TREŚĆ ZADANIA A:
Odpowiedz krótko na pytania do tekstu o pielgrzymce do Santiago de Compostela.
(i) Z kim odbyto opisaną pielgrzymkę do Santiago de Compostela?
(ii) Po powrocie z której pielgrzymki sieradzkiej przystąpiono do przygotowań?
(iii) Ile kilometrów jest do przebycia na szlaku francuskim?
TREŚĆ ZADANIA B:
Przepisz dokładnie wiersze wpisów, zaczynając od pierwszego wiersza wpisów i kończąc na wierszu zawierającym „chart-bar (547, 328, 578, 399)”, łącznie z nim.

FRAGMENT DOKUMENTU:
____________________

Poznaję Boży świat / 2012 – Hiszpania, Camino Francés. Dzień 7 – Rabe de las Calzadas, 24 km
28 lutego 20132013 – Liturgia Wielkiej Soboty w parafii pw. Najświętszej Maryi Panny – Królowej Polski w Sieradzu
30 marca 2013Sieradz, 7 listopada 2012
Pragnę dziś wrócić pamięcią do pielgrzymki, którą odbyłem wraz z moją dziewczyną Justyną do Hiszpanii, a dokładnie do Santiago de Compostela – grobu św. Jakuba. Wiele czytałem wcześniej o tym wyjątkowym miejscu, ale sam chyba bym się nie odważył wyruszyć w tak daleką drogę. Pielgrzymka, zwana z hiszpańska „Camino de Santiago”, bardzo się różniła od tych, w których brałem udział wcześniej. Tutaj nie było przewodnika, który by nas poprowadził czy wskazał drogę, jaką trzeba iść. Wszystko należało samemu zaplanować i zaufać Panu Bogu, że będzie dobrze i że nic złego nam się nie przytrafi. Zaraz przypominają mi się słowa pięknej piosenki: Ty tylko mnie poprowadź, Tobie powierzam mą drogę.Spotykając się od dłuższego czasu z moją sympatią (uśmiech), zaproponowałem, by nasze pierwsze wspólne wakacje spędzić również z Panem Bogiem i to na pielgrzymim szlaku. Nie jestem zwolennikiem spędzania wolnego czasu na plaży i wylegiwania się na słońcu. Wolę aktywniej spędzać urlop i dlatego bardzo mnie ucieszyło, że Justynie mój pomysł się spodobał. Do przygotowań przystąpiliśmy zaraz po powrocie z 401 pielgrzymki sieradzkiej. Zaczęliśmy sporo o naszej wędrówce czytać. Wiedzieliśmy, że łatwo nie będzie, że będziemy zdani tylko na siebie, ale oboje mamy świadomość, że jeśli chce się coś w życiu osiągnąć, trzeba sporo i poświęcić. Dla mnie ważne jest to, by iść przez życie z Bogiem i o Bogu mówić. Wiem, że czuwa nade mną każdego dnia, i dlatego nie obawiałem o to, iż nasza pielgrzymka może nie dojść do skutku.
Ludzie interesujący się ruchem pielgrzymkowym wiedzą, że w samej Hiszpanii jest kilka szlaków, które prowadzą do Santiago de Compostela. Początkowo zdecydowaliśmy się na szlak północny, „Camino del Norte”, który prowadzi wzdłuż północnego wybrzeża, ale po dłuższym zastanowieniu się uznaliśmy, że jak na pierwszą taką wędrówkę, ta droga może się okazać dla nas za trudna. Chodziło o bardzo górzysty teren, jak i zróżnicowaną pogodę. Dlatego wybraliśmy najbardziej popularny w Hiszpanii szlak, zwany szlakiem francuskim, gdzie do przebycia jest ponad 700 km. Na wędrówkę przeznaczyliśmy praktycznie cały nasz urlop. Bilety zakupiliśmy już kilka miesięcy wcześniej, a na wspólne pielgrzymowanie wybraliśmy czerwiec/lipiec.

____________________

Zapisane wpisy z danymi:
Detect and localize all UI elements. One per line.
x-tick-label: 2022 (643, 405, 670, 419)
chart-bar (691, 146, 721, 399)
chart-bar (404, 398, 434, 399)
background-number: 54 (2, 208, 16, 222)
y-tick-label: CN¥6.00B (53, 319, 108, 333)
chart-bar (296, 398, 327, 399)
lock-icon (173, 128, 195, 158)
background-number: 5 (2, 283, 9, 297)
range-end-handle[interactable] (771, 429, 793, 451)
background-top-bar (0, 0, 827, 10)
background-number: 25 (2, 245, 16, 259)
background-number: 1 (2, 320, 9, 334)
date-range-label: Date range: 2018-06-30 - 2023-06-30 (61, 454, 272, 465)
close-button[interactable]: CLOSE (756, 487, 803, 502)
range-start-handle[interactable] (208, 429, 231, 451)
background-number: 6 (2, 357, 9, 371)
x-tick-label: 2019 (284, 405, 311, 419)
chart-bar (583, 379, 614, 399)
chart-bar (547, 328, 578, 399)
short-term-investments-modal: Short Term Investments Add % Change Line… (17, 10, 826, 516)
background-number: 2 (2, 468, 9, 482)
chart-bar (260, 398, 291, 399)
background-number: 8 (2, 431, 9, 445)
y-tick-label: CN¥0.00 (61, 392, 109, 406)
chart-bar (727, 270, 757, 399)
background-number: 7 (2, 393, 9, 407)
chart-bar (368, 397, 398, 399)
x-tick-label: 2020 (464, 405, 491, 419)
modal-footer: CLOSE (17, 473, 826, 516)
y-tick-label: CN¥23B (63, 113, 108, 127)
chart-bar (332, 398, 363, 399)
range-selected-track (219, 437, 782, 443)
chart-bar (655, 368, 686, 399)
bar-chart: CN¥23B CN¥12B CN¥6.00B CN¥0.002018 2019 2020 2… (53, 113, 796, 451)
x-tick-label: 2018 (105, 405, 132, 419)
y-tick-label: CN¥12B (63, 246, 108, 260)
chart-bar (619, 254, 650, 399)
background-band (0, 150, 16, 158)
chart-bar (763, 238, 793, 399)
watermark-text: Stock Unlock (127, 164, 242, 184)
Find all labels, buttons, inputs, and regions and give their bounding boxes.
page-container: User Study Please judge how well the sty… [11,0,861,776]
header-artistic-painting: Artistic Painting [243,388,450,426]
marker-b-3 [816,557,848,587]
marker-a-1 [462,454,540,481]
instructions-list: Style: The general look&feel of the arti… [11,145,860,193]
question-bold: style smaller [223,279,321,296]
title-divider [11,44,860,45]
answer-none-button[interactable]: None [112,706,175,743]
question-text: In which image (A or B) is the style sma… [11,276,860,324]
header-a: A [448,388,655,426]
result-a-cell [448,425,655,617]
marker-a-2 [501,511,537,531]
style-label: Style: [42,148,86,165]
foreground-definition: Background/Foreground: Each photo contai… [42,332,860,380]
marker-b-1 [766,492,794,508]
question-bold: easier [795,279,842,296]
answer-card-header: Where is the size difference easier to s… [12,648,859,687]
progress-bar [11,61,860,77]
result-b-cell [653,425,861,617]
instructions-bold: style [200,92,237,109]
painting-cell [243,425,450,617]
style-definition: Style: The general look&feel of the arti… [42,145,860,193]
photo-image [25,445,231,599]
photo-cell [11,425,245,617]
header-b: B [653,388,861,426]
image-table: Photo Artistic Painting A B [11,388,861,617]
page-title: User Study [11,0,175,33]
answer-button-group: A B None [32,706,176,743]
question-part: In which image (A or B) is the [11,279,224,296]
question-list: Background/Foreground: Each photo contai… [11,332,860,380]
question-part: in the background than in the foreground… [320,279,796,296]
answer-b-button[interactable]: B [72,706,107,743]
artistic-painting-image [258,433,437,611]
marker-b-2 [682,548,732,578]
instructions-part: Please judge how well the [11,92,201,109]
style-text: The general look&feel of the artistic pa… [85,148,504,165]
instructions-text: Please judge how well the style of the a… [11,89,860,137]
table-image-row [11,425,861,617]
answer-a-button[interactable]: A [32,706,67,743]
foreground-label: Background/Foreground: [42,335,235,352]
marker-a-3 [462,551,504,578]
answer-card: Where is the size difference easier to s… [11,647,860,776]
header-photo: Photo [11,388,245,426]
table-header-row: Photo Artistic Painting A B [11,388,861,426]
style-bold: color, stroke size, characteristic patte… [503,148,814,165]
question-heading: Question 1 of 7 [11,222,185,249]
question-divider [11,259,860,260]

____________________

POPRAWNA ODPOWIEDŹ A:
(i) Z dziewczyną Justyną.
(ii) Z 401 pielgrzymki sieradzkiej.
(iii) Ponad 700 km.

POPRAWNA ODPOWIEDŹ B:
Detect and localize all UI elements. One per line.
x-tick-label: 2022 (643, 405, 670, 419)
chart-bar (691, 146, 721, 399)
chart-bar (404, 398, 434, 399)
background-number: 54 (2, 208, 16, 222)
y-tick-label: CN¥6.00B (53, 319, 108, 333)
chart-bar (296, 398, 327, 399)
lock-icon (173, 128, 195, 158)
background-number: 5 (2, 283, 9, 297)
range-end-handle[interactable] (771, 429, 793, 451)
background-top-bar (0, 0, 827, 10)
background-number: 25 (2, 245, 16, 259)
background-number: 1 (2, 320, 9, 334)
date-range-label: Date range: 2018-06-30 - 2023-06-30 (61, 454, 272, 465)
close-button[interactable]: CLOSE (756, 487, 803, 502)
range-start-handle[interactable] (208, 429, 231, 451)
background-number: 6 (2, 357, 9, 371)
x-tick-label: 2019 (284, 405, 311, 419)
chart-bar (583, 379, 614, 399)
chart-bar (547, 328, 578, 399)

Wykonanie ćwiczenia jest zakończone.